## Given instruction 1
Answer these about the study-abroad blog post:
(a) In which city was the post started?
(b) Which grading system did the writer first encounter at the exchange university?
(c) Where did students wait during course registration?

## Passage provided
────────────────────────────────────────
Oh gosh. Where do I start? I started this post off from Amsterdam, during a really long layover on my way back to Birmingham, and I’m finishing it off now, just as my final year is about to begin. Korea already feels like a dream from another time.
I have a LOT of feelings and a lot of things to think about. I feel like I have learned a lot. I wasn’t sure of how much I changed in a year, but that became a little clearer once I was home for a few weeks. On top of that, it wasn’t just me who changed. The world has changed along with it, in drastic ways too.
This blog post is just going to be an open barrage of the kinds of things I’ve been thinking about since I got back.
I felt that studying abroad was tough. All year I felt like I could have tried harder and gotten better results. The grading seemed much harsher which was what I was most worried about despite the grades actually not counting directly towards my degree. In the end though, my resulting grades from my exchange university actually weren’t bad, especially when considering 2020 events, so I’m not beating myself up too much about it and actually am rather proud of what I have achieved.
The university system is so different to what I am used to, being more similar to US universities meaning it was my first experience with GPA and modules all being assessed in different ways… but I’m glad I got to experience something different. Also, one thing I didn’t like was the rapid-fire course registration system that has all the students waiting at PC cafes clicking refresh at the speed of light when it is time to register. I am very glad that at my home uni my modules are fixed or when optional, given fair consideration within a set deadline. (I got all the optional modules for final year that I wanted, woo!)
────────────────────────────────────────
## Provided data
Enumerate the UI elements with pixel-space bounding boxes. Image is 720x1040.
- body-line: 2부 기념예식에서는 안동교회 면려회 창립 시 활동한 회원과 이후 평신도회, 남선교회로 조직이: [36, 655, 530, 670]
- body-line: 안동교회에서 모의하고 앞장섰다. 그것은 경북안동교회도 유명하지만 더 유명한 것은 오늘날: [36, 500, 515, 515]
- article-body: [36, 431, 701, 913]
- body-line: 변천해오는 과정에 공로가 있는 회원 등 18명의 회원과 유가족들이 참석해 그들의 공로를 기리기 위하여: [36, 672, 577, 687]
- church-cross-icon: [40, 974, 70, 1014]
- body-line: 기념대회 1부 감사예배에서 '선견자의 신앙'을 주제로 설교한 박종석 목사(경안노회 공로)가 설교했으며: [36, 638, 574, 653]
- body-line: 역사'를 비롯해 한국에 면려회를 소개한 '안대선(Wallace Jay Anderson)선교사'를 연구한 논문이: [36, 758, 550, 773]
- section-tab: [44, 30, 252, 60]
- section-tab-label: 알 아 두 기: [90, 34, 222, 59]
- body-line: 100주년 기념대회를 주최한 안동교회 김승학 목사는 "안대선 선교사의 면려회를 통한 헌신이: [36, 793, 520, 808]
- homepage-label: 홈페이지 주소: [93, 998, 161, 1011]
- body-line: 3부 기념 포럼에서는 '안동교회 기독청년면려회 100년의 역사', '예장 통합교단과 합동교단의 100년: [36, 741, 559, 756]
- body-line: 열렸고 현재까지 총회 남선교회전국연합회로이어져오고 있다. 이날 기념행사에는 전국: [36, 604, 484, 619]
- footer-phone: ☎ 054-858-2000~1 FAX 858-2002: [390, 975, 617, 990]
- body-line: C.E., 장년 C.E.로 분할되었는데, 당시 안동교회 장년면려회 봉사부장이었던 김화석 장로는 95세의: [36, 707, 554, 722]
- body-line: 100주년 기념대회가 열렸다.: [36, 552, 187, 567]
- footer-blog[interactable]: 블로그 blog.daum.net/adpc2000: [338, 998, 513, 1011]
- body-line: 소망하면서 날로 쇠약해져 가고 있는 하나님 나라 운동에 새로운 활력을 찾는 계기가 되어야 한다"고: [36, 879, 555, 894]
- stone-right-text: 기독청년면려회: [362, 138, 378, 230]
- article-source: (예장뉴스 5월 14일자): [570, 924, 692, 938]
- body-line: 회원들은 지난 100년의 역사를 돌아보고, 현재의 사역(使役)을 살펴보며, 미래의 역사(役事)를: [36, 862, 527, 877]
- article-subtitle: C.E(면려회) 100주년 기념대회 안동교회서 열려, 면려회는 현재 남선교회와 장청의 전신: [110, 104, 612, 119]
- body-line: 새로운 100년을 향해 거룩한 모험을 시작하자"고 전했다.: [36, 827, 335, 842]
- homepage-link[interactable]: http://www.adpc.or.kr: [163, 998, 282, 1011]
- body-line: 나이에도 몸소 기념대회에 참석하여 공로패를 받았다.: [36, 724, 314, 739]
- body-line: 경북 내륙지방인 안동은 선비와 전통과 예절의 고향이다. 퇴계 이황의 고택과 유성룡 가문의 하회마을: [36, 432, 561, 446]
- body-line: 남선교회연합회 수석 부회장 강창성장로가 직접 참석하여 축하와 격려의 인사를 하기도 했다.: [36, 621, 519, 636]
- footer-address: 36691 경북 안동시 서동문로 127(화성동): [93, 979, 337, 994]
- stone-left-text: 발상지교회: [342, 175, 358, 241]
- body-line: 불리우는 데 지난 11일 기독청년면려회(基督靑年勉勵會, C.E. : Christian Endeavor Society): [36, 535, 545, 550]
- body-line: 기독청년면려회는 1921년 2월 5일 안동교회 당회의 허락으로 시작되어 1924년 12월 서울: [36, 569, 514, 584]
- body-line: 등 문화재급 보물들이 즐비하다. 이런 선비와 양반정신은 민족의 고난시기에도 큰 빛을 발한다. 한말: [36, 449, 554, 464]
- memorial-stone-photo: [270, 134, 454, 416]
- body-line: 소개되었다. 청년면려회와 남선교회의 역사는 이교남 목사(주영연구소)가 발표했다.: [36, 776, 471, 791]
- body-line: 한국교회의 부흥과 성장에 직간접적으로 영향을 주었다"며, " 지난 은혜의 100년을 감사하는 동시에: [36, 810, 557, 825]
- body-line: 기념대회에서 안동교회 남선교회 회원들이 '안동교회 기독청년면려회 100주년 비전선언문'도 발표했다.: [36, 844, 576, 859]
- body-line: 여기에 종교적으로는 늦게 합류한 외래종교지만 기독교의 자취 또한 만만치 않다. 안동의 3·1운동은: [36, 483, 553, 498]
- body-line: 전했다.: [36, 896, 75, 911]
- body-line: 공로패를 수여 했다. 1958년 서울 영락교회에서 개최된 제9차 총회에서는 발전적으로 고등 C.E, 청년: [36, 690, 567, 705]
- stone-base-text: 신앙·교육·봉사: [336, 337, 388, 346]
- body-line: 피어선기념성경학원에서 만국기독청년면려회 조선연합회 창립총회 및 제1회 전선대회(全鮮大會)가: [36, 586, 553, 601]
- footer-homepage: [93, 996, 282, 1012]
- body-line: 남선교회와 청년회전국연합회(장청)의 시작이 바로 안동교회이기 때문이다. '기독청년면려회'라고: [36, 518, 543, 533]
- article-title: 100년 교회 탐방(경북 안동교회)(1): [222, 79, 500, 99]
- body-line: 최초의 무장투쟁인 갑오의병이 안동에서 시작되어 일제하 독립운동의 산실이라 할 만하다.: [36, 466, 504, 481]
────────────────────────────────────────
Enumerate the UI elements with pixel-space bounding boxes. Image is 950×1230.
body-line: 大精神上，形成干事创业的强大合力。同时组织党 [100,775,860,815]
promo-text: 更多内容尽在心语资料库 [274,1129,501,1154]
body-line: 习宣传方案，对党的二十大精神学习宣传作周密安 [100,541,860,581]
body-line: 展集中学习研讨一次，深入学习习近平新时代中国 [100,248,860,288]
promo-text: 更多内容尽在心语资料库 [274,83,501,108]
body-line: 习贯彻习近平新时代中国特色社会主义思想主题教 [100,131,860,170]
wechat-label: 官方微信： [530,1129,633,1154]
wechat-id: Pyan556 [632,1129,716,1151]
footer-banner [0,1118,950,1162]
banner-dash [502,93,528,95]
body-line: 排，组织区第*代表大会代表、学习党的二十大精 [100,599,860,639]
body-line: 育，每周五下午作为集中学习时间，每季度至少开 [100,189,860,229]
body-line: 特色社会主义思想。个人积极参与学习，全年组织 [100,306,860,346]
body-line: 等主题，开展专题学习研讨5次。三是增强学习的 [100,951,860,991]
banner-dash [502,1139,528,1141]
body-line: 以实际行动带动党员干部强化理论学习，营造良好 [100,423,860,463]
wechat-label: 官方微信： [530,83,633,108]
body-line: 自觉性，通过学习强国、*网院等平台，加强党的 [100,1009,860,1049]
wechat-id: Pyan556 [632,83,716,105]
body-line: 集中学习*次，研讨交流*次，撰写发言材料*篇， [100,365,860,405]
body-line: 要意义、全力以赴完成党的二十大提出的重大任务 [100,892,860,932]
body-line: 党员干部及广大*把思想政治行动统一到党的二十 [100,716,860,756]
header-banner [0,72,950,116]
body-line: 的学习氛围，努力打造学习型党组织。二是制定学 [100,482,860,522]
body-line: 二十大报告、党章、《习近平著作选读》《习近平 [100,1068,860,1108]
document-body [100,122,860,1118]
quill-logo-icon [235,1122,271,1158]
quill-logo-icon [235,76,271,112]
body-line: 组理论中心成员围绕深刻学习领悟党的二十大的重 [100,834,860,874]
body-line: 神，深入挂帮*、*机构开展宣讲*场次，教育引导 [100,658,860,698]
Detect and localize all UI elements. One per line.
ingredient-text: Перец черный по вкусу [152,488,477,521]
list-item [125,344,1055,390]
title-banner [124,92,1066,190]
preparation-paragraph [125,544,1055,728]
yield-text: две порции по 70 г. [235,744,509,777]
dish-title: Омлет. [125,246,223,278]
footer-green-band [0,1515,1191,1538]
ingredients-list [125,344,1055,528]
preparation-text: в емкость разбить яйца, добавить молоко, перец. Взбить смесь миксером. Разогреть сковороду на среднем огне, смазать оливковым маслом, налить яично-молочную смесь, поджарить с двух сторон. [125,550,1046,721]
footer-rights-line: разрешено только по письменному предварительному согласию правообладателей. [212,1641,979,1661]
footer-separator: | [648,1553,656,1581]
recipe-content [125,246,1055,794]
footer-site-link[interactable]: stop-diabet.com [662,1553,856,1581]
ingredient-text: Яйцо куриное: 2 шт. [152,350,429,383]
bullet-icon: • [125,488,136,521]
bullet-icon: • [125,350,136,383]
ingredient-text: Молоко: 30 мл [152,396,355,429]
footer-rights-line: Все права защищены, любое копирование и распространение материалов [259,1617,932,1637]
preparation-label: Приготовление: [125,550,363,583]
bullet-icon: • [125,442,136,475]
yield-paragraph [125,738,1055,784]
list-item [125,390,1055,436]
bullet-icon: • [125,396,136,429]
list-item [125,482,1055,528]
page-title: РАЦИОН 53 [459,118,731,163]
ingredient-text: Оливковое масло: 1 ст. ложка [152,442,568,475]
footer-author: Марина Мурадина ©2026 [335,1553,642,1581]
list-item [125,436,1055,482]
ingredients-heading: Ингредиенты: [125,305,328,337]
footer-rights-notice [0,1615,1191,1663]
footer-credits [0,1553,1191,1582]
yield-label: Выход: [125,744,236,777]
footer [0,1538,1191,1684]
────────────────────────────────────────
## Given instruction 2
Can you render the rows, from the line that contains "Image is 720x1040." to the line that contains "- church-cross-icon: [40, 974, 70, 1014]", as a JSON list of strings, one string per line with blank lines left out?

## Task response 1
(a) Amsterdam
(b) GPA
(c) At PC cafes

## Task response 2
[
  "Enumerate the UI elements with pixel-space bounding boxes. Image is 720x1040.",
  "- body-line: 2부 기념예식에서는 안동교회 면려회 창립 시 활동한 회원과 이후 평신도회, 남선교회로 조직이: [36, 655, 530, 670]",
  "- body-line: 안동교회에서 모의하고 앞장섰다. 그것은 경북안동교회도 유명하지만 더 유명한 것은 오늘날: [36, 500, 515, 515]",
  "- article-body: [36, 431, 701, 913]",
  "- body-line: 변천해오는 과정에 공로가 있는 회원 등 18명의 회원과 유가족들이 참석해 그들의 공로를 기리기 위하여: [36, 672, 577, 687]",
  "- church-cross-icon: [40, 974, 70, 1014]"
]